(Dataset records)
* * * *

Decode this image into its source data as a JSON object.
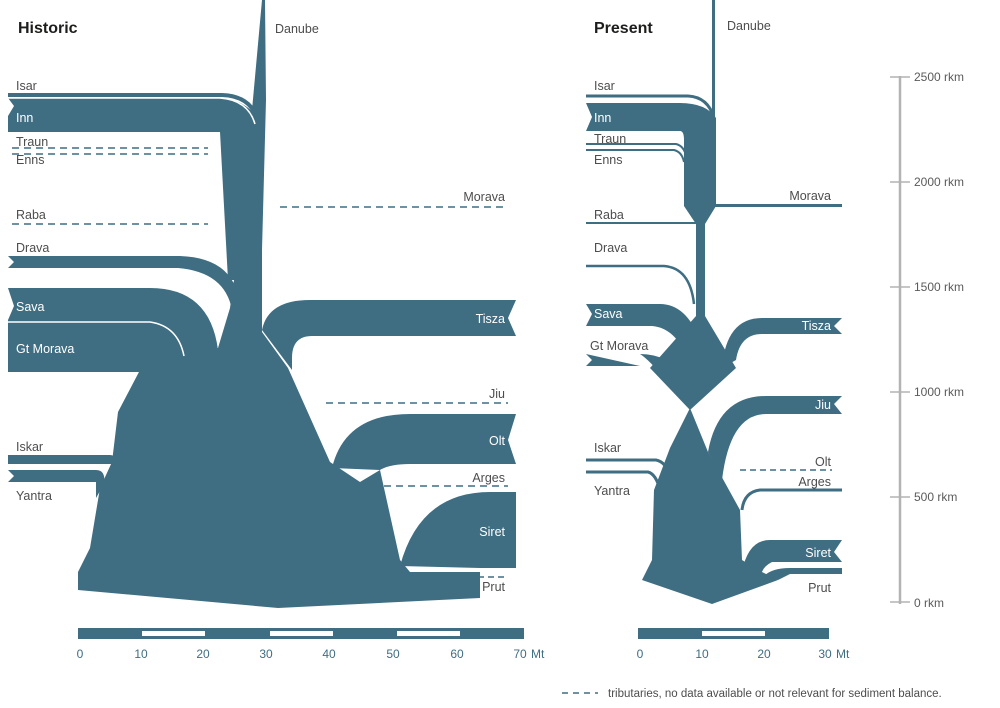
{
  "colors": {
    "flow": "#3f6e82",
    "scale_bar": "#3f6e82",
    "rkm_axis": "#b3b3b3",
    "text": "#4d4d4d",
    "inside_text": "#ffffff"
  },
  "historic": {
    "title": "Historic",
    "main_river": "Danube",
    "tributaries": {
      "isar": "Isar",
      "inn": "Inn",
      "traun": "Traun",
      "enns": "Enns",
      "raba": "Raba",
      "drava": "Drava",
      "sava": "Sava",
      "gt_morava": "Gt Morava",
      "morava": "Morava",
      "tisza": "Tisza",
      "jiu": "Jiu",
      "olt": "Olt",
      "iskar": "Iskar",
      "yantra": "Yantra",
      "arges": "Arges",
      "siret": "Siret",
      "prut": "Prut"
    },
    "scale": {
      "ticks": [
        "0",
        "10",
        "20",
        "30",
        "40",
        "50",
        "60",
        "70"
      ],
      "unit": "Mt"
    }
  },
  "present": {
    "title": "Present",
    "main_river": "Danube",
    "tributaries": {
      "isar": "Isar",
      "inn": "Inn",
      "traun": "Traun",
      "enns": "Enns",
      "raba": "Raba",
      "drava": "Drava",
      "sava": "Sava",
      "gt_morava": "Gt Morava",
      "morava": "Morava",
      "tisza": "Tisza",
      "jiu": "Jiu",
      "olt": "Olt",
      "iskar": "Iskar",
      "yantra": "Yantra",
      "arges": "Arges",
      "siret": "Siret",
      "prut": "Prut"
    },
    "scale": {
      "ticks": [
        "0",
        "10",
        "20",
        "30"
      ],
      "unit": "Mt"
    }
  },
  "rkm_axis": {
    "labels": [
      "2500 rkm",
      "2000 rkm",
      "1500 rkm",
      "1000 rkm",
      "500 rkm",
      "0 rkm"
    ]
  },
  "legend": {
    "text": "tributaries, no data available or not relevant for sediment balance."
  }
}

* * * *

■ EXERCISE AIM:
Reproduce the records above exactly, leaving out every picture they contain.

■ ANSWER TO THE TASK:
Decode this image into its source data as a JSON object.
{
  "colors": {
    "flow": "#3f6e82",
    "scale_bar": "#3f6e82",
    "rkm_axis": "#b3b3b3",
    "text": "#4d4d4d",
    "inside_text": "#ffffff"
  },
  "historic": {
    "title": "Historic",
    "main_river": "Danube",
    "tributaries": {
      "isar": "Isar",
      "inn": "Inn",
      "traun": "Traun",
      "enns": "Enns",
      "raba": "Raba",
      "drava": "Drava",
      "sava": "Sava",
      "gt_morava": "Gt Morava",
      "morava": "Morava",
      "tisza": "Tisza",
      "jiu": "Jiu",
      "olt": "Olt",
      "iskar": "Iskar",
      "yantra": "Yantra",
      "arges": "Arges",
      "siret": "Siret",
      "prut": "Prut"
    },
    "scale": {
      "ticks": [
        "0",
        "10",
        "20",
        "30",
        "40",
        "50",
        "60",
        "70"
      ],
      "unit": "Mt"
    }
  },
  "present": {
    "title": "Present",
    "main_river": "Danube",
    "tributaries": {
      "isar": "Isar",
      "inn": "Inn",
      "traun": "Traun",
      "enns": "Enns",
      "raba": "Raba",
      "drava": "Drava",
      "sava": "Sava",
      "gt_morava": "Gt Morava",
      "morava": "Morava",
      "tisza": "Tisza",
      "jiu": "Jiu",
      "olt": "Olt",
      "iskar": "Iskar",
      "yantra": "Yantra",
      "arges": "Arges",
      "siret": "Siret",
      "prut": "Prut"
    },
    "scale": {
      "ticks": [
        "0",
        "10",
        "20",
        "30"
      ],
      "unit": "Mt"
    }
  },
  "rkm_axis": {
    "labels": [
      "2500 rkm",
      "2000 rkm",
      "1500 rkm",
      "1000 rkm",
      "500 rkm",
      "0 rkm"
    ]
  },
  "legend": {
    "text": "tributaries, no data available or not relevant for sediment balance."
  }
}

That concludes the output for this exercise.